▶ Problem to solve:
Print every record below exactly as written.

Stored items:
>> Start

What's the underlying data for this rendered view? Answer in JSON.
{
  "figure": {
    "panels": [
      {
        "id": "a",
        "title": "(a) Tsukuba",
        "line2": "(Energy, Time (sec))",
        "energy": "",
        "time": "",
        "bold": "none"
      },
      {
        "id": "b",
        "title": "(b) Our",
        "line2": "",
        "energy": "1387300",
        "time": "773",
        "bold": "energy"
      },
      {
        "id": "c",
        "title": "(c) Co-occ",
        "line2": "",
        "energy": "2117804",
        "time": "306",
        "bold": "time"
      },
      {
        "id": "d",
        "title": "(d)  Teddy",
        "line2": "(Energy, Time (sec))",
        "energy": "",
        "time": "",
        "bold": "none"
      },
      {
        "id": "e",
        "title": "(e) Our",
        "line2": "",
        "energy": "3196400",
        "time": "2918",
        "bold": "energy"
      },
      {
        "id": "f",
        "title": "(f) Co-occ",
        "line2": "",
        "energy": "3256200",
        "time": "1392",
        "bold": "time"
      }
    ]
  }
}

>> End

▶ Solution for this problem:
What's the underlying data for this rendered view? Answer in JSON.
{
  "figure": {
    "panels": [
      {
        "id": "a",
        "title": "(a) Tsukuba",
        "line2": "(Energy, Time (sec))",
        "energy": "",
        "time": "",
        "bold": "none"
      },
      {
        "id": "b",
        "title": "(b) Our",
        "line2": "",
        "energy": "1387300",
        "time": "773",
        "bold": "energy"
      },
      {
        "id": "c",
        "title": "(c) Co-occ",
        "line2": "",
        "energy": "2117804",
        "time": "306",
        "bold": "time"
      },
      {
        "id": "d",
        "title": "(d)  Teddy",
        "line2": "(Energy, Time (sec))",
        "energy": "",
        "time": "",
        "bold": "none"
      },
      {
        "id": "e",
        "title": "(e) Our",
        "line2": "",
        "energy": "3196400",
        "time": "2918",
        "bold": "energy"
      },
      {
        "id": "f",
        "title": "(f) Co-occ",
        "line2": "",
        "energy": "3256200",
        "time": "1392",
        "bold": "time"
      }
    ]
  }
}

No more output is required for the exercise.